- _Short exercise_
Retype the whole listing, please, keeping every line exact and dropping the pictures.

- _Extracted records_
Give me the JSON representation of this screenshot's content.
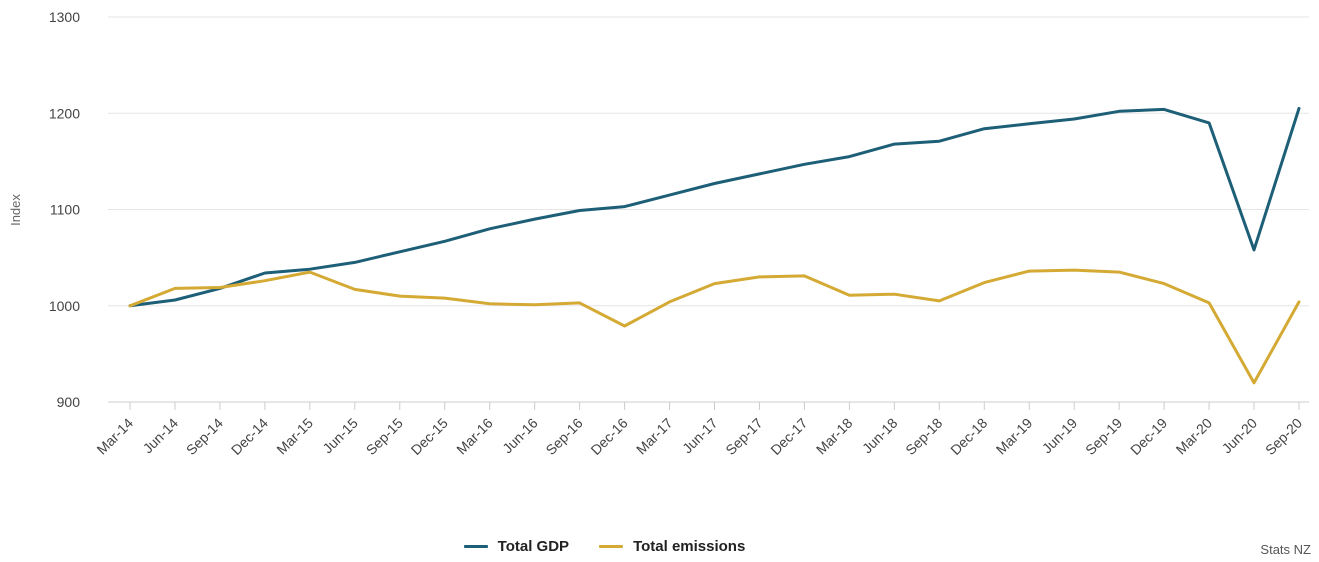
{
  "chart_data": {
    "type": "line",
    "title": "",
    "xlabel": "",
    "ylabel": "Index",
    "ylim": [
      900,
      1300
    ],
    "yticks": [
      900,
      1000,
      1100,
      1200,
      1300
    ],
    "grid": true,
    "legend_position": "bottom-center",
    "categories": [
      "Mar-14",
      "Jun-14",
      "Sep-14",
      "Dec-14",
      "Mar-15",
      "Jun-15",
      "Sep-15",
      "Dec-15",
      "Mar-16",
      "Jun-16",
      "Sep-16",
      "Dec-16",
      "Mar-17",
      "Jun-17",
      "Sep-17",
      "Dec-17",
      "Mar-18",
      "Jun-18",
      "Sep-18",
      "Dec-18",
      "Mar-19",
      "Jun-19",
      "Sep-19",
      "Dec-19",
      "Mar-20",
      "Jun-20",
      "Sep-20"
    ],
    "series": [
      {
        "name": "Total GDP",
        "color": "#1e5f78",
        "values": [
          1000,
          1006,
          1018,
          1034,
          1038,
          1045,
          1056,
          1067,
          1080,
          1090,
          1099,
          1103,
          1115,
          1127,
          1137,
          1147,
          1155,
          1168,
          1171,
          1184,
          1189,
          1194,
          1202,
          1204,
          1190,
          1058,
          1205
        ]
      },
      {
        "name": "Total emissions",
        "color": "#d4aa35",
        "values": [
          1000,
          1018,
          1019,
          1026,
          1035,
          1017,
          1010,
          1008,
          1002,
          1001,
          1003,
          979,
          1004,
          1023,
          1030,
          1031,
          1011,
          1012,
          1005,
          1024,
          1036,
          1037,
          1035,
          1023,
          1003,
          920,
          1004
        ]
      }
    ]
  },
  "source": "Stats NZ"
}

- _Expected answer_
Give me the JSON representation of this screenshot's content.
{
  "chart_data": {
    "type": "line",
    "title": "",
    "xlabel": "",
    "ylabel": "Index",
    "ylim": [
      900,
      1300
    ],
    "yticks": [
      900,
      1000,
      1100,
      1200,
      1300
    ],
    "grid": true,
    "legend_position": "bottom-center",
    "categories": [
      "Mar-14",
      "Jun-14",
      "Sep-14",
      "Dec-14",
      "Mar-15",
      "Jun-15",
      "Sep-15",
      "Dec-15",
      "Mar-16",
      "Jun-16",
      "Sep-16",
      "Dec-16",
      "Mar-17",
      "Jun-17",
      "Sep-17",
      "Dec-17",
      "Mar-18",
      "Jun-18",
      "Sep-18",
      "Dec-18",
      "Mar-19",
      "Jun-19",
      "Sep-19",
      "Dec-19",
      "Mar-20",
      "Jun-20",
      "Sep-20"
    ],
    "series": [
      {
        "name": "Total GDP",
        "color": "#1e5f78",
        "values": [
          1000,
          1006,
          1018,
          1034,
          1038,
          1045,
          1056,
          1067,
          1080,
          1090,
          1099,
          1103,
          1115,
          1127,
          1137,
          1147,
          1155,
          1168,
          1171,
          1184,
          1189,
          1194,
          1202,
          1204,
          1190,
          1058,
          1205
        ]
      },
      {
        "name": "Total emissions",
        "color": "#d4aa35",
        "values": [
          1000,
          1018,
          1019,
          1026,
          1035,
          1017,
          1010,
          1008,
          1002,
          1001,
          1003,
          979,
          1004,
          1023,
          1030,
          1031,
          1011,
          1012,
          1005,
          1024,
          1036,
          1037,
          1035,
          1023,
          1003,
          920,
          1004
        ]
      }
    ]
  },
  "source": "Stats NZ"
}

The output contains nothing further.